**GIVEN INSTRUCTION**
Print the listing below exactly.
* BEGIN PROVIDED MATERIAL *
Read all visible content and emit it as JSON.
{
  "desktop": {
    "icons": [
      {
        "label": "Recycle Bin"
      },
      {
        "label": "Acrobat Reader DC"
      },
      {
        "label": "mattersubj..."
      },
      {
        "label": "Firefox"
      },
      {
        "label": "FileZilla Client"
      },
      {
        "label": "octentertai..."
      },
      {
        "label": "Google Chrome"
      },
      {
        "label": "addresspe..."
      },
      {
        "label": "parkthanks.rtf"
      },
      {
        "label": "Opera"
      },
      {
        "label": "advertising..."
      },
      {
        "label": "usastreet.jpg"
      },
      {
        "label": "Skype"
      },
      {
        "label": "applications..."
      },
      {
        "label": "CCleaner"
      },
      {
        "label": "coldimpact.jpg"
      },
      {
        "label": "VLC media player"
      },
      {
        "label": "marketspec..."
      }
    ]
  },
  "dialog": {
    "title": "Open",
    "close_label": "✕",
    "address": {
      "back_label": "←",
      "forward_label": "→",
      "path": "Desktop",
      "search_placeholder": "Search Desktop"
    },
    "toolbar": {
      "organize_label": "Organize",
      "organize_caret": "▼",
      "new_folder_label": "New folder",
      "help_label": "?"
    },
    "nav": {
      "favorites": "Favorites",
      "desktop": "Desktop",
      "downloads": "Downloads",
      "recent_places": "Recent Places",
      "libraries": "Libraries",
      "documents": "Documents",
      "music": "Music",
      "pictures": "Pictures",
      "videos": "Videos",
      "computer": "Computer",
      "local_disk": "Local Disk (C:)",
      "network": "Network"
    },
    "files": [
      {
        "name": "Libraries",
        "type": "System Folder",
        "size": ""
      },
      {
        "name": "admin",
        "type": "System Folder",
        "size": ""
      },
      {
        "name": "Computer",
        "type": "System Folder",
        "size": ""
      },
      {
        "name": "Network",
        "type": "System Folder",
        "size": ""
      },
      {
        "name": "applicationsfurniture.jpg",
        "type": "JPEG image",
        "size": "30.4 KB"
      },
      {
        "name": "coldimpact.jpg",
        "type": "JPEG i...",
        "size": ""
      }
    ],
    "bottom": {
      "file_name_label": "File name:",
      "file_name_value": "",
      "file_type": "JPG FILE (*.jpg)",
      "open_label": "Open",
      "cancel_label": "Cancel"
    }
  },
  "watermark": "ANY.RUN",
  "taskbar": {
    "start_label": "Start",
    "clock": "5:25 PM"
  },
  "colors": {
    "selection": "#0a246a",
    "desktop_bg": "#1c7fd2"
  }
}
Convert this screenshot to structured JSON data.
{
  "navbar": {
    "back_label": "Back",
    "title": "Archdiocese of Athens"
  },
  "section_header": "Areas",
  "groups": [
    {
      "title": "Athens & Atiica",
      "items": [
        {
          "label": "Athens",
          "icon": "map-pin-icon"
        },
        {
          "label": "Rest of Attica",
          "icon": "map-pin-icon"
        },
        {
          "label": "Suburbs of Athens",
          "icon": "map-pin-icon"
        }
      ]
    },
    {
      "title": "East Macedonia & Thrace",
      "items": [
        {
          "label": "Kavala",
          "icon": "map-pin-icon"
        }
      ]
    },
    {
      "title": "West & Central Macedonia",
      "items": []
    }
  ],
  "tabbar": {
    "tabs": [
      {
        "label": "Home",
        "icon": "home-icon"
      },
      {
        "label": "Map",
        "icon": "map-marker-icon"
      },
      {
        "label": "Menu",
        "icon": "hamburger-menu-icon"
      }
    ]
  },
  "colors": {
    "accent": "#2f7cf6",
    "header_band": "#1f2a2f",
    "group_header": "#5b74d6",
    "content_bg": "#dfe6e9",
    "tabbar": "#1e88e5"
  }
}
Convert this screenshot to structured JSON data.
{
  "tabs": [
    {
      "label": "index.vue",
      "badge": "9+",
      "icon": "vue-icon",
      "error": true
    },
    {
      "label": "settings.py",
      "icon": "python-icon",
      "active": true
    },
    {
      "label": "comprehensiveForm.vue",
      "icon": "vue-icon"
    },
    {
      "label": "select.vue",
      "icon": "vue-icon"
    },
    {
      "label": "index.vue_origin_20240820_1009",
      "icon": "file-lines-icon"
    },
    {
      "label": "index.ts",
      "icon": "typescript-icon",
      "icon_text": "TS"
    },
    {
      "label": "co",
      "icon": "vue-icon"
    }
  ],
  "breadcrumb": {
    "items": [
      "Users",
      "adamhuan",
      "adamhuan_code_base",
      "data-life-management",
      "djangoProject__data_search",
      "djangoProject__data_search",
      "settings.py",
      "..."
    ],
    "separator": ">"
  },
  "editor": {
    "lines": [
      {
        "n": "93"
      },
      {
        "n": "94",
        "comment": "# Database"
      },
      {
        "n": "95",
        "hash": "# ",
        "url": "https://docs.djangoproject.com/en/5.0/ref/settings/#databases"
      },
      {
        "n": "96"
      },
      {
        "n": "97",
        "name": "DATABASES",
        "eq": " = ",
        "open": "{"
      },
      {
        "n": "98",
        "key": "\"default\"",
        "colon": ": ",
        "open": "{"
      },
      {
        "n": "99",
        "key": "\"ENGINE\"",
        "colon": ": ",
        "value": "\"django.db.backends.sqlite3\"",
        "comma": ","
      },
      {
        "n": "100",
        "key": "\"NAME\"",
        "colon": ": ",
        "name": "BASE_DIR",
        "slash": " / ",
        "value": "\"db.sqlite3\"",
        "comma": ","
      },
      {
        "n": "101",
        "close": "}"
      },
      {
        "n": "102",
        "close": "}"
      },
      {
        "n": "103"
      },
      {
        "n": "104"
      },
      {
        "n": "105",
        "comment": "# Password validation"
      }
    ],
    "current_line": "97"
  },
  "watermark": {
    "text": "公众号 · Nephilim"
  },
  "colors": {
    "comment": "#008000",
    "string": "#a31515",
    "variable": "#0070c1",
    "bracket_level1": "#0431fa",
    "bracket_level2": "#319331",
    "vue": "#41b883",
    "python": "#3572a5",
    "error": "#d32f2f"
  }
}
* END PROVIDED MATERIAL *
**EXERCISE OUTPUT**
Read all visible content and emit it as JSON.
{
  "desktop": {
    "icons": [
      {
        "label": "Recycle Bin"
      },
      {
        "label": "Acrobat Reader DC"
      },
      {
        "label": "mattersubj..."
      },
      {
        "label": "Firefox"
      },
      {
        "label": "FileZilla Client"
      },
      {
        "label": "octentertai..."
      },
      {
        "label": "Google Chrome"
      },
      {
        "label": "addresspe..."
      },
      {
        "label": "parkthanks.rtf"
      },
      {
        "label": "Opera"
      },
      {
        "label": "advertising..."
      },
      {
        "label": "usastreet.jpg"
      },
      {
        "label": "Skype"
      },
      {
        "label": "applications..."
      },
      {
        "label": "CCleaner"
      },
      {
        "label": "coldimpact.jpg"
      },
      {
        "label": "VLC media player"
      },
      {
        "label": "marketspec..."
      }
    ]
  },
  "dialog": {
    "title": "Open",
    "close_label": "✕",
    "address": {
      "back_label": "←",
      "forward_label": "→",
      "path": "Desktop",
      "search_placeholder": "Search Desktop"
    },
    "toolbar": {
      "organize_label": "Organize",
      "organize_caret": "▼",
      "new_folder_label": "New folder",
      "help_label": "?"
    },
    "nav": {
      "favorites": "Favorites",
      "desktop": "Desktop",
      "downloads": "Downloads",
      "recent_places": "Recent Places",
      "libraries": "Libraries",
      "documents": "Documents",
      "music": "Music",
      "pictures": "Pictures",
      "videos": "Videos",
      "computer": "Computer",
      "local_disk": "Local Disk (C:)",
      "network": "Network"
    },
    "files": [
      {
        "name": "Libraries",
        "type": "System Folder",
        "size": ""
      },
      {
        "name": "admin",
        "type": "System Folder",
        "size": ""
      },
      {
        "name": "Computer",
        "type": "System Folder",
        "size": ""
      },
      {
        "name": "Network",
        "type": "System Folder",
        "size": ""
      },
      {
        "name": "applicationsfurniture.jpg",
        "type": "JPEG image",
        "size": "30.4 KB"
      },
      {
        "name": "coldimpact.jpg",
        "type": "JPEG i...",
        "size": ""
      }
    ],
    "bottom": {
      "file_name_label": "File name:",
      "file_name_value": "",
      "file_type": "JPG FILE (*.jpg)",
      "open_label": "Open",
      "cancel_label": "Cancel"
    }
  },
  "watermark": "ANY.RUN",
  "taskbar": {
    "start_label": "Start",
    "clock": "5:25 PM"
  },
  "colors": {
    "selection": "#0a246a",
    "desktop_bg": "#1c7fd2"
  }
}
Convert this screenshot to structured JSON data.
{
  "navbar": {
    "back_label": "Back",
    "title": "Archdiocese of Athens"
  },
  "section_header": "Areas",
  "groups": [
    {
      "title": "Athens & Atiica",
      "items": [
        {
          "label": "Athens",
          "icon": "map-pin-icon"
        },
        {
          "label": "Rest of Attica",
          "icon": "map-pin-icon"
        },
        {
          "label": "Suburbs of Athens",
          "icon": "map-pin-icon"
        }
      ]
    },
    {
      "title": "East Macedonia & Thrace",
      "items": [
        {
          "label": "Kavala",
          "icon": "map-pin-icon"
        }
      ]
    },
    {
      "title": "West & Central Macedonia",
      "items": []
    }
  ],
  "tabbar": {
    "tabs": [
      {
        "label": "Home",
        "icon": "home-icon"
      },
      {
        "label": "Map",
        "icon": "map-marker-icon"
      },
      {
        "label": "Menu",
        "icon": "hamburger-menu-icon"
      }
    ]
  },
  "colors": {
    "accent": "#2f7cf6",
    "header_band": "#1f2a2f",
    "group_header": "#5b74d6",
    "content_bg": "#dfe6e9",
    "tabbar": "#1e88e5"
  }
}
Convert this screenshot to structured JSON data.
{
  "tabs": [
    {
      "label": "index.vue",
      "badge": "9+",
      "icon": "vue-icon",
      "error": true
    },
    {
      "label": "settings.py",
      "icon": "python-icon",
      "active": true
    },
    {
      "label": "comprehensiveForm.vue",
      "icon": "vue-icon"
    },
    {
      "label": "select.vue",
      "icon": "vue-icon"
    },
    {
      "label": "index.vue_origin_20240820_1009",
      "icon": "file-lines-icon"
    },
    {
      "label": "index.ts",
      "icon": "typescript-icon",
      "icon_text": "TS"
    },
    {
      "label": "co",
      "icon": "vue-icon"
    }
  ],
  "breadcrumb": {
    "items": [
      "Users",
      "adamhuan",
      "adamhuan_code_base",
      "data-life-management",
      "djangoProject__data_search",
      "djangoProject__data_search",
      "settings.py",
      "..."
    ],
    "separator": ">"
  },
  "editor": {
    "lines": [
      {
        "n": "93"
      },
      {
        "n": "94",
        "comment": "# Database"
      },
      {
        "n": "95",
        "hash": "# ",
        "url": "https://docs.djangoproject.com/en/5.0/ref/settings/#databases"
      },
      {
        "n": "96"
      },
      {
        "n": "97",
        "name": "DATABASES",
        "eq": " = ",
        "open": "{"
      },
      {
        "n": "98",
        "key": "\"default\"",
        "colon": ": ",
        "open": "{"
      },
      {
        "n": "99",
        "key": "\"ENGINE\"",
        "colon": ": ",
        "value": "\"django.db.backends.sqlite3\"",
        "comma": ","
      },
      {
        "n": "100",
        "key": "\"NAME\"",
        "colon": ": ",
        "name": "BASE_DIR",
        "slash": " / ",
        "value": "\"db.sqlite3\"",
        "comma": ","
      },
      {
        "n": "101",
        "close": "}"
      },
      {
        "n": "102",
        "close": "}"
      },
      {
        "n": "103"
      },
      {
        "n": "104"
      },
      {
        "n": "105",
        "comment": "# Password validation"
      }
    ],
    "current_line": "97"
  },
  "watermark": {
    "text": "公众号 · Nephilim"
  },
  "colors": {
    "comment": "#008000",
    "string": "#a31515",
    "variable": "#0070c1",
    "bracket_level1": "#0431fa",
    "bracket_level2": "#319331",
    "vue": "#41b883",
    "python": "#3572a5",
    "error": "#d32f2f"
  }
}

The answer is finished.